# Records provided:

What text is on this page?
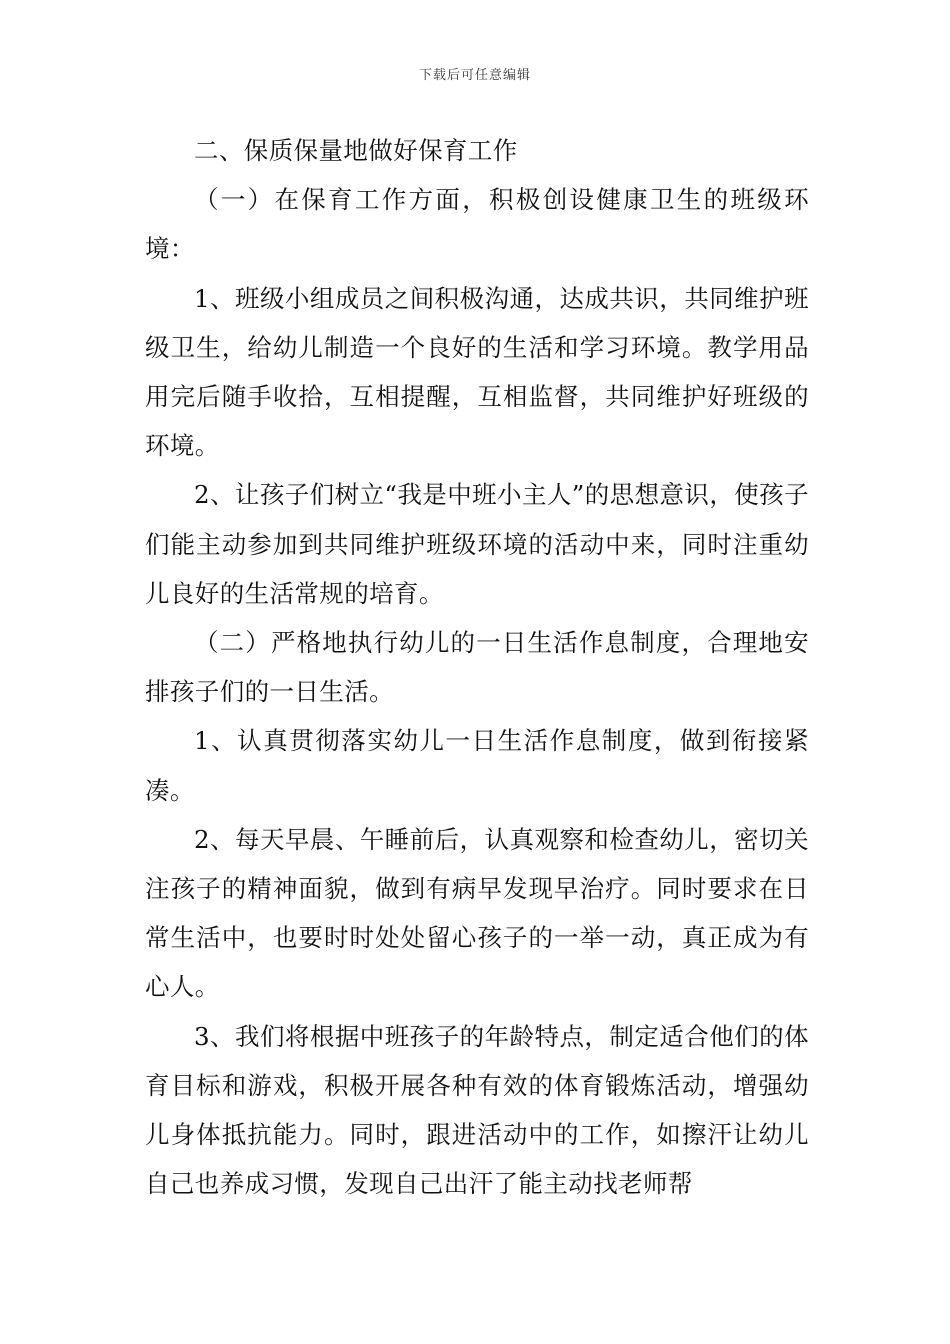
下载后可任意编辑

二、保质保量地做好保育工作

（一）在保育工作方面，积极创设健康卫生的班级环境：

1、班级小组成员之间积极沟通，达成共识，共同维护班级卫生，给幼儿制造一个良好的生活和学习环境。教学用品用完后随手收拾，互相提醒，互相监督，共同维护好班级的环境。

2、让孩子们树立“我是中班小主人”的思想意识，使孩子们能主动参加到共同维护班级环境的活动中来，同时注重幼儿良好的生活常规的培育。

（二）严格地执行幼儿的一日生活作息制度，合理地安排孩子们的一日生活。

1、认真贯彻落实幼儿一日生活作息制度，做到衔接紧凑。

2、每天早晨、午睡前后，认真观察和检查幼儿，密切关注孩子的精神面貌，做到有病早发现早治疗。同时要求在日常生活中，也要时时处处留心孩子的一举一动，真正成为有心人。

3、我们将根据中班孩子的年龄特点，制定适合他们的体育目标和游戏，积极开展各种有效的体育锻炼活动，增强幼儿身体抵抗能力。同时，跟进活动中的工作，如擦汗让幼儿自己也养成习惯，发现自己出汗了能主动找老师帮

# The exercise:
Give the entries again word for word, but skip the pictures.

# Response to this task:
What text is on this page?
下载后可任意编辑

二、保质保量地做好保育工作

（一）在保育工作方面，积极创设健康卫生的班级环境：

1、班级小组成员之间积极沟通，达成共识，共同维护班级卫生，给幼儿制造一个良好的生活和学习环境。教学用品用完后随手收拾，互相提醒，互相监督，共同维护好班级的环境。

2、让孩子们树立“我是中班小主人”的思想意识，使孩子们能主动参加到共同维护班级环境的活动中来，同时注重幼儿良好的生活常规的培育。

（二）严格地执行幼儿的一日生活作息制度，合理地安排孩子们的一日生活。

1、认真贯彻落实幼儿一日生活作息制度，做到衔接紧凑。

2、每天早晨、午睡前后，认真观察和检查幼儿，密切关注孩子的精神面貌，做到有病早发现早治疗。同时要求在日常生活中，也要时时处处留心孩子的一举一动，真正成为有心人。

3、我们将根据中班孩子的年龄特点，制定适合他们的体育目标和游戏，积极开展各种有效的体育锻炼活动，增强幼儿身体抵抗能力。同时，跟进活动中的工作，如擦汗让幼儿自己也养成习惯，发现自己出汗了能主动找老师帮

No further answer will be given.